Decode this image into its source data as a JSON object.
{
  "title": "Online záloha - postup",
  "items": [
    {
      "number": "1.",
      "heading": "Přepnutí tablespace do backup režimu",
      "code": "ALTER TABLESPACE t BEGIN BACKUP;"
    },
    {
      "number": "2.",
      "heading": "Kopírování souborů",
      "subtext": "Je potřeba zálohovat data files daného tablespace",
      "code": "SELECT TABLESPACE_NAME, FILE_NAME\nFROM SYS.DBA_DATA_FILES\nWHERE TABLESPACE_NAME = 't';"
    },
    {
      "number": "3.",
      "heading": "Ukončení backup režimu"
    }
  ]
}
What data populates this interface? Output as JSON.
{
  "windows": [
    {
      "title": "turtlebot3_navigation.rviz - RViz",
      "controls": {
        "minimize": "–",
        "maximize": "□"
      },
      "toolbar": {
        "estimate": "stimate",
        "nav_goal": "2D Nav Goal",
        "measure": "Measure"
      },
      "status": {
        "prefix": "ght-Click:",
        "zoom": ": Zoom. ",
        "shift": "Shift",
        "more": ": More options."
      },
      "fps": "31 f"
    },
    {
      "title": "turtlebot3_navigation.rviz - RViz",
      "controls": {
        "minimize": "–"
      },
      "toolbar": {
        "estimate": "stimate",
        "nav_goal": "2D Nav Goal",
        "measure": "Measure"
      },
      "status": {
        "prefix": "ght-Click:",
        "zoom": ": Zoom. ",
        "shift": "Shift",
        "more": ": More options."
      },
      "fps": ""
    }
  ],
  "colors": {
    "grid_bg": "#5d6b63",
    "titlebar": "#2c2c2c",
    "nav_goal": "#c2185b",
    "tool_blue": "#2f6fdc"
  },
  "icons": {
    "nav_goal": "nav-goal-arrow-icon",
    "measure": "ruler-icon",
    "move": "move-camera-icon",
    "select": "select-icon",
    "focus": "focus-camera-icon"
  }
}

**Objective:** Extract all the material, leaving every line as it is.

**Task response:**
Decode this image into its source data as a JSON object.
{
  "title": "Online záloha - postup",
  "items": [
    {
      "number": "1.",
      "heading": "Přepnutí tablespace do backup režimu",
      "code": "ALTER TABLESPACE t BEGIN BACKUP;"
    },
    {
      "number": "2.",
      "heading": "Kopírování souborů",
      "subtext": "Je potřeba zálohovat data files daného tablespace",
      "code": "SELECT TABLESPACE_NAME, FILE_NAME\nFROM SYS.DBA_DATA_FILES\nWHERE TABLESPACE_NAME = 't';"
    },
    {
      "number": "3.",
      "heading": "Ukončení backup režimu"
    }
  ]
}
What data populates this interface? Output as JSON.
{
  "windows": [
    {
      "title": "turtlebot3_navigation.rviz - RViz",
      "controls": {
        "minimize": "–",
        "maximize": "□"
      },
      "toolbar": {
        "estimate": "stimate",
        "nav_goal": "2D Nav Goal",
        "measure": "Measure"
      },
      "status": {
        "prefix": "ght-Click:",
        "zoom": ": Zoom. ",
        "shift": "Shift",
        "more": ": More options."
      },
      "fps": "31 f"
    },
    {
      "title": "turtlebot3_navigation.rviz - RViz",
      "controls": {
        "minimize": "–"
      },
      "toolbar": {
        "estimate": "stimate",
        "nav_goal": "2D Nav Goal",
        "measure": "Measure"
      },
      "status": {
        "prefix": "ght-Click:",
        "zoom": ": Zoom. ",
        "shift": "Shift",
        "more": ": More options."
      },
      "fps": ""
    }
  ],
  "colors": {
    "grid_bg": "#5d6b63",
    "titlebar": "#2c2c2c",
    "nav_goal": "#c2185b",
    "tool_blue": "#2f6fdc"
  },
  "icons": {
    "nav_goal": "nav-goal-arrow-icon",
    "measure": "ruler-icon",
    "move": "move-camera-icon",
    "select": "select-icon",
    "focus": "focus-camera-icon"
  }
}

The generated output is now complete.